**Description of the task**.
Only a number is wanted: how many lines in the listing contain the word "UBND"?

**Record set**.
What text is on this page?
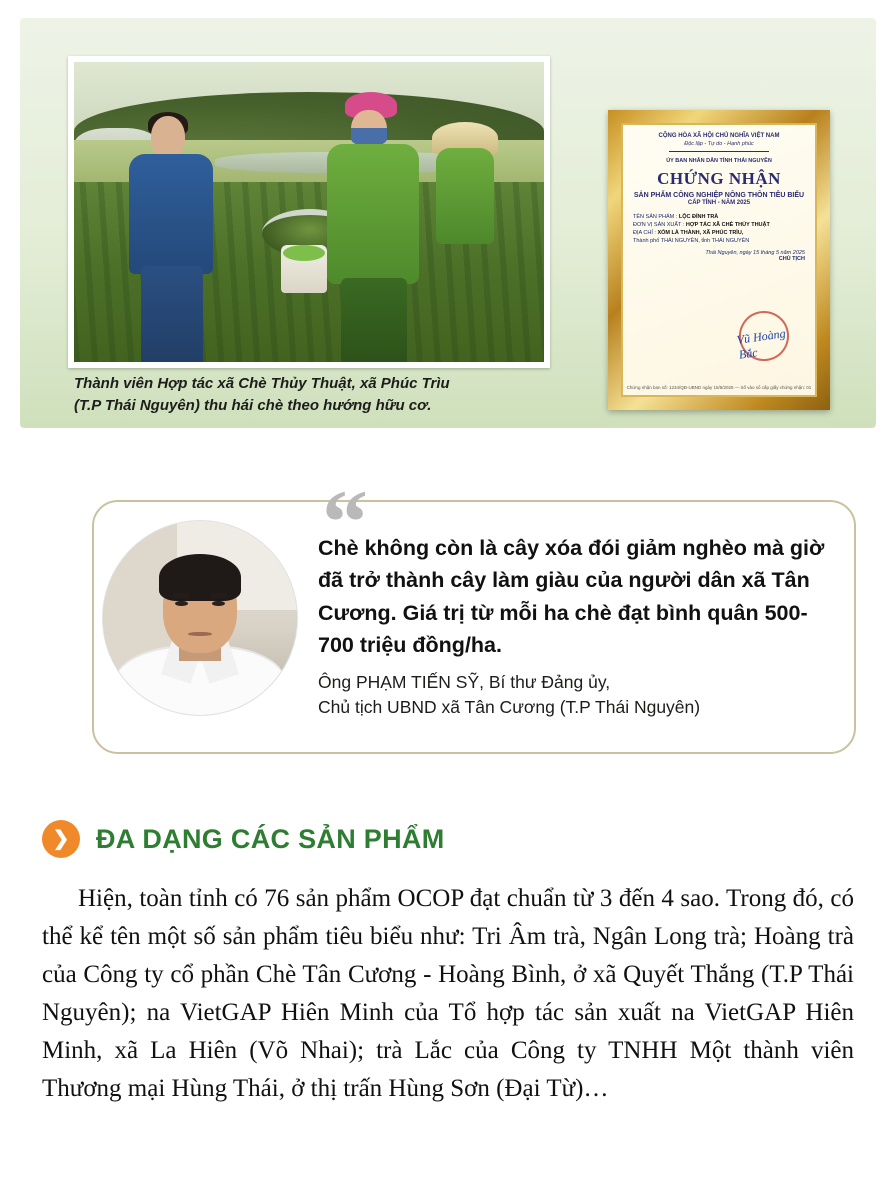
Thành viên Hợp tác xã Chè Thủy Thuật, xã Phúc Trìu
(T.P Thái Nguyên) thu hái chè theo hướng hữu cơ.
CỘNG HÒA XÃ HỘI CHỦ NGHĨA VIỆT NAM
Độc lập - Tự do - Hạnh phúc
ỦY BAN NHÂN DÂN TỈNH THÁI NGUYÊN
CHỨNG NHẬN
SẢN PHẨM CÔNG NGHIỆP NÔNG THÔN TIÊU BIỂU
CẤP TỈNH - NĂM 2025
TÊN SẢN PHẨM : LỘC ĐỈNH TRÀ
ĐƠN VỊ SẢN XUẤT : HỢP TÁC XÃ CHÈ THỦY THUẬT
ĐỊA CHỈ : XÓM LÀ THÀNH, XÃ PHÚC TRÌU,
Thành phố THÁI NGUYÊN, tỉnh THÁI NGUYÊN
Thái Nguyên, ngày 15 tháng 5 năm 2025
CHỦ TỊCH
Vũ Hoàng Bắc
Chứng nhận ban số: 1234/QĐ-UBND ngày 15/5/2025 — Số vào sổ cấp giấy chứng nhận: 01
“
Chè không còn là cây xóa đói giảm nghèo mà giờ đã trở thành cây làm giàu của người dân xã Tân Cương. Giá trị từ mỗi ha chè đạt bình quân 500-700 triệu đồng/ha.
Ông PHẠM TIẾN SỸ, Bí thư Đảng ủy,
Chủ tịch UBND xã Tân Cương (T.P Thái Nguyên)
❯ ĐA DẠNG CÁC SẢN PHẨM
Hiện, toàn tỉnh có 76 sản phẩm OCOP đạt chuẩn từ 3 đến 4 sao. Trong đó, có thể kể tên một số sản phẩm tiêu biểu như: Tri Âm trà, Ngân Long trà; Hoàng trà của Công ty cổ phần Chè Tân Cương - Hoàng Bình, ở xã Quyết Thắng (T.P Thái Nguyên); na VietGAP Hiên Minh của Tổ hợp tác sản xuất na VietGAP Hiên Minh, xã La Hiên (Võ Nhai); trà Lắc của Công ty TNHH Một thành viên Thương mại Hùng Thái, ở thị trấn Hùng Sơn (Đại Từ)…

**Reply to the task**.
2